■ DATASET RECORDS:

____

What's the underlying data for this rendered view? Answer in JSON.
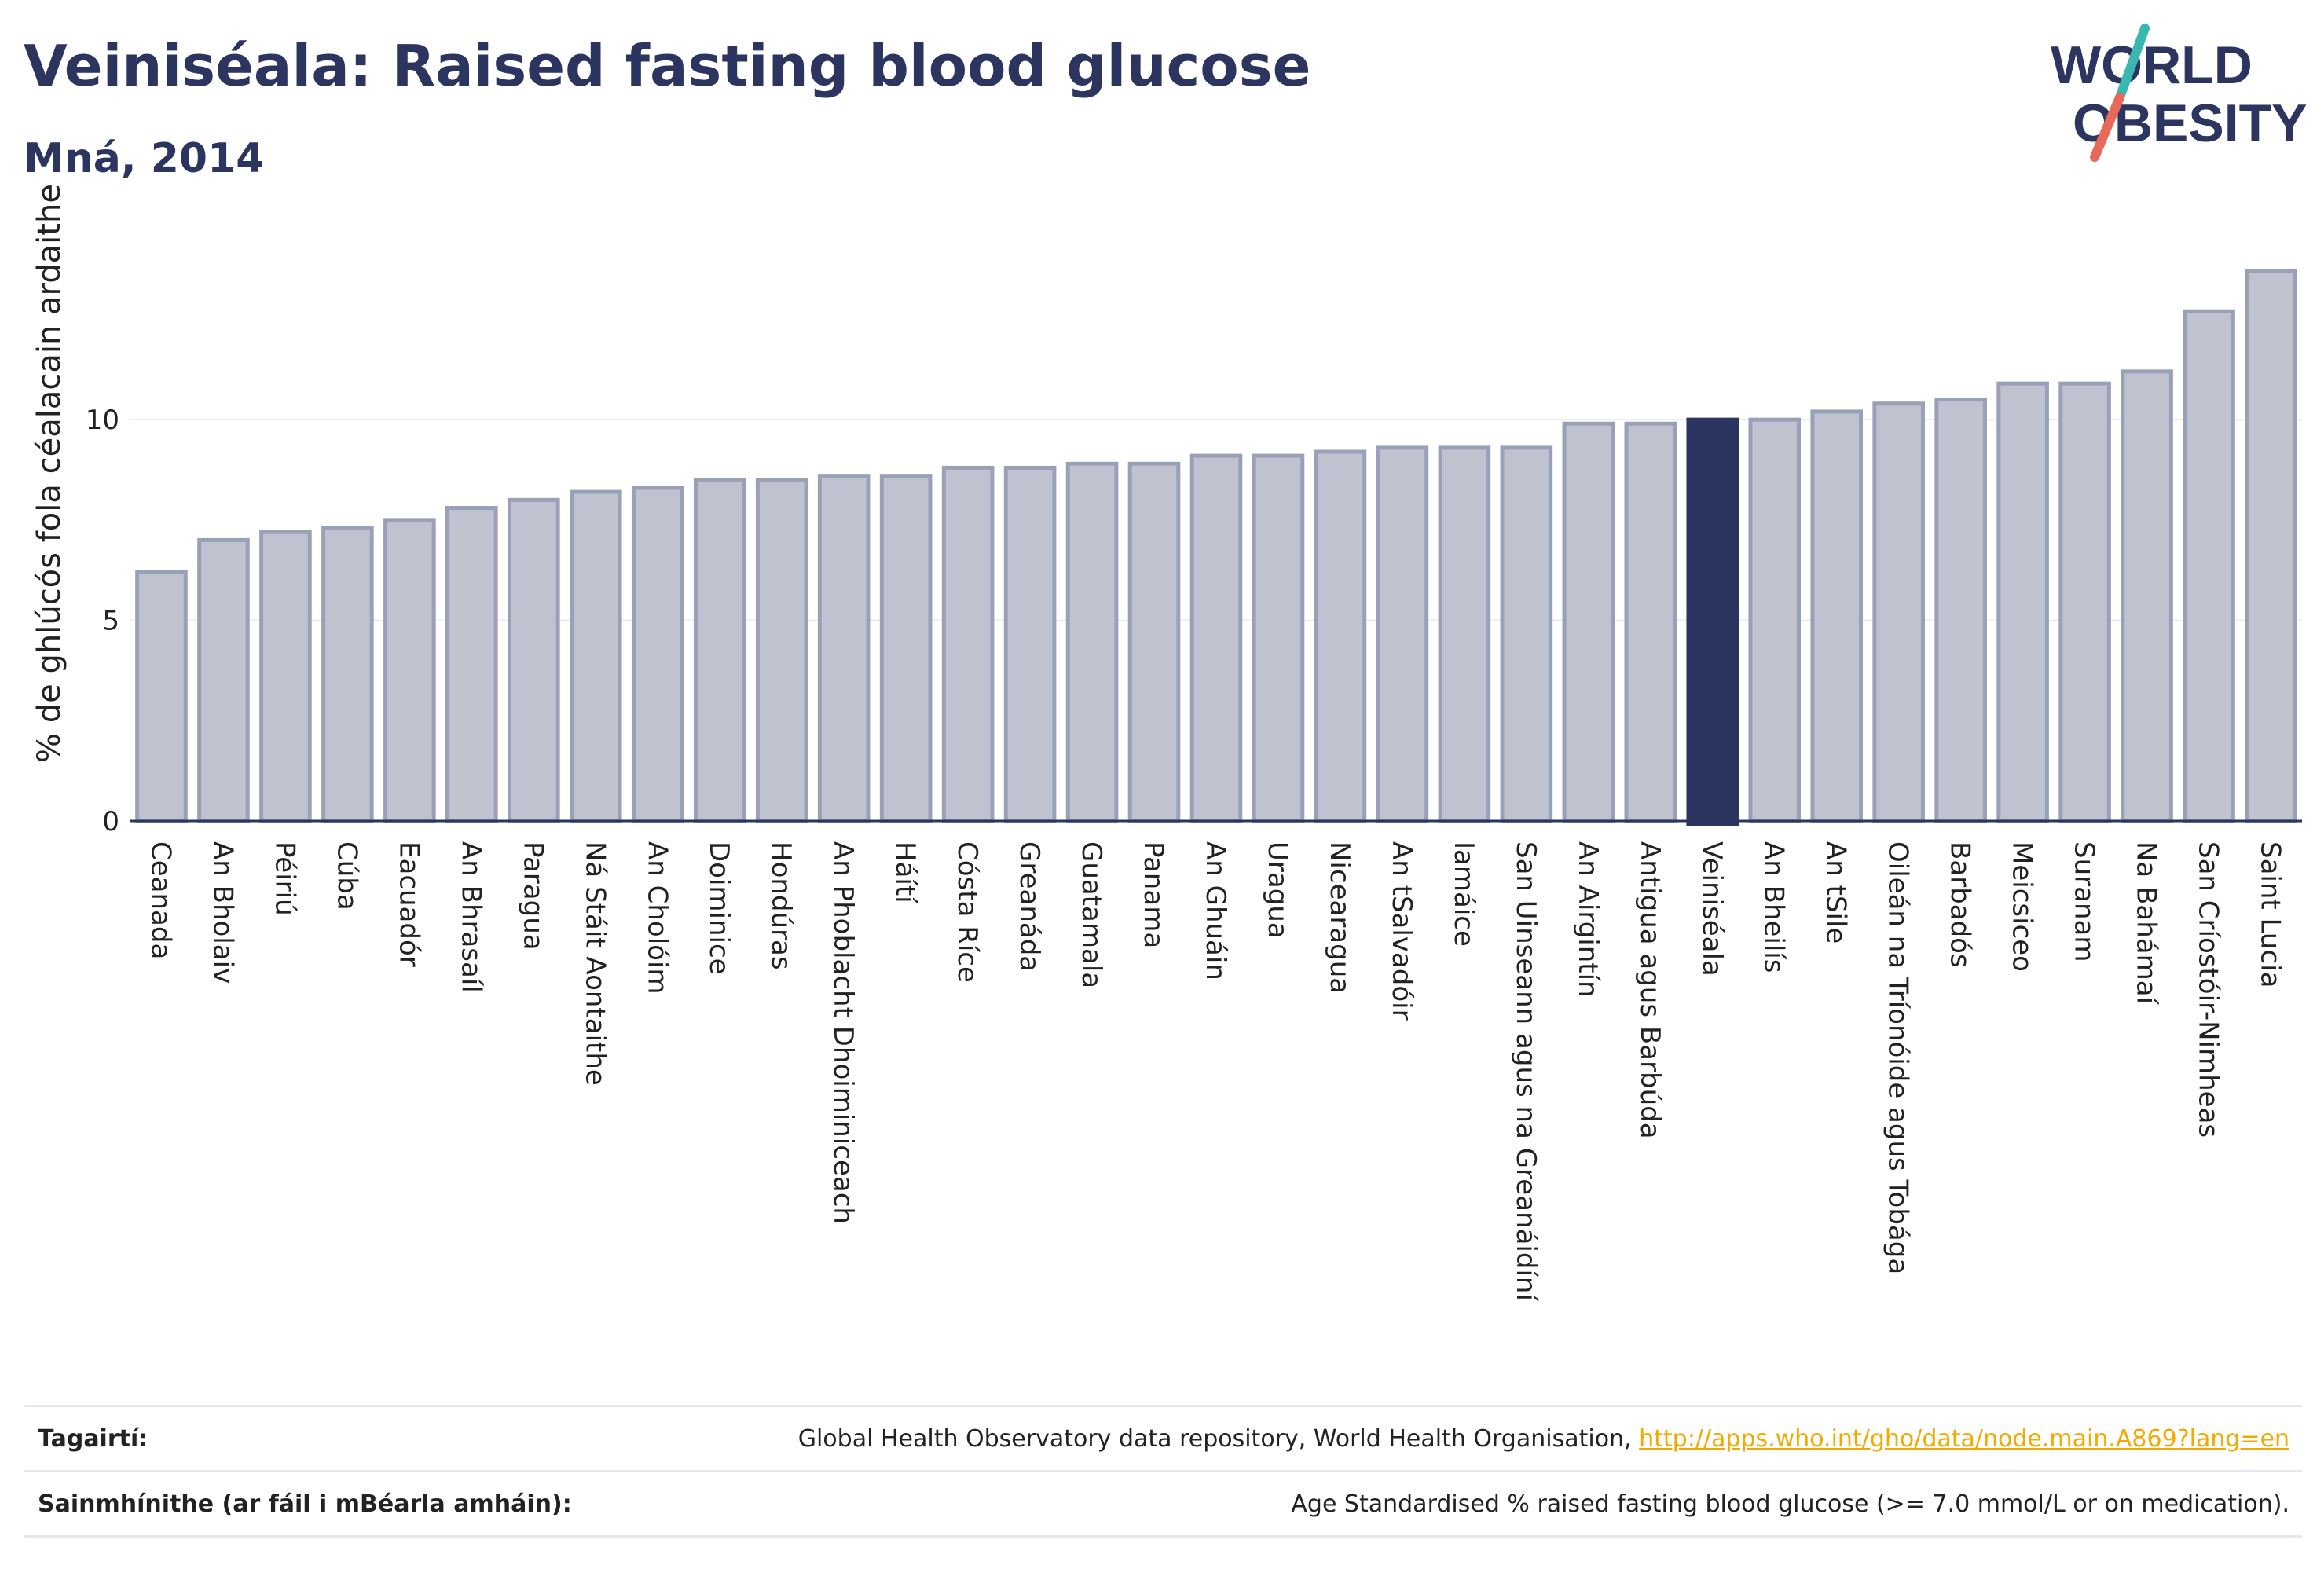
{
  "header": {
    "title": "Veiniséala: Raised fasting blood glucose",
    "subtitle": "Mná, 2014"
  },
  "logo": {
    "line1": "WORLD",
    "line2": "OBESITY"
  },
  "colors": {
    "title": "#2b3560",
    "bar_default": "#bfc3d0",
    "bar_border": "#9aa0b8",
    "bar_highlight": "#2b3560",
    "axis": "#2b3560",
    "link": "#f2a900",
    "logo_teal": "#3ab8b0",
    "logo_red": "#e8685a"
  },
  "chart_data": {
    "type": "bar",
    "ylabel": "% de ghlúcós fola céalacain ardaithe",
    "xlabel": "",
    "ylim": [
      0,
      14
    ],
    "yticks": [
      0,
      5,
      10
    ],
    "grid": true,
    "highlight": "Veiniséala",
    "categories": [
      "Ceanada",
      "An Bholaiv",
      "Péiriú",
      "Cúba",
      "Eacuadór",
      "An Bhrasaíl",
      "Paragua",
      "Ná Stáit Aontaithe",
      "An Cholóim",
      "Doiminice",
      "Hondúras",
      "An Phoblacht Dhoiminiceach",
      "Háítí",
      "Cósta Ríce",
      "Greanáda",
      "Guatamala",
      "Panama",
      "An Ghuáin",
      "Uragua",
      "Nicearagua",
      "An tSalvadóir",
      "Iamáice",
      "San Uinseann agus na Greanáidíní",
      "An Airgintín",
      "Antigua agus Barbúda",
      "Veiniséala",
      "An Bheilís",
      "An tSile",
      "Oileán na Tríonóide agus Tobága",
      "Barbadós",
      "Meicsiceo",
      "Suranam",
      "Na Bahámaí",
      "San Críostóir-Nimheas",
      "Saint Lucia"
    ],
    "values": [
      6.2,
      7.0,
      7.2,
      7.3,
      7.5,
      7.8,
      8.0,
      8.2,
      8.3,
      8.5,
      8.5,
      8.6,
      8.6,
      8.8,
      8.8,
      8.9,
      8.9,
      9.1,
      9.1,
      9.2,
      9.3,
      9.3,
      9.3,
      9.9,
      9.9,
      10.0,
      10.0,
      10.2,
      10.4,
      10.5,
      10.9,
      10.9,
      11.2,
      12.7,
      13.7
    ]
  },
  "footer": {
    "references_label": "Tagairtí:",
    "references_text": "Global Health Observatory data repository, World Health Organisation, ",
    "references_link": "http://apps.who.int/gho/data/node.main.A869?lang=en",
    "definitions_label": "Sainmhínithe (ar fáil i mBéarla amháin):",
    "definitions_text": "Age Standardised % raised fasting blood glucose (>= 7.0 mmol/L or on medication)."
  }
}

____

■ EXERCISE GOAL:
Return each full line of the entries that contains the word "Veiniséala".

■ SOLUTION TO THE PROBLEM:
    "title": "Veiniséala: Raised fasting blood glucose",
    "highlight": "Veiniséala",
      "Veiniséala",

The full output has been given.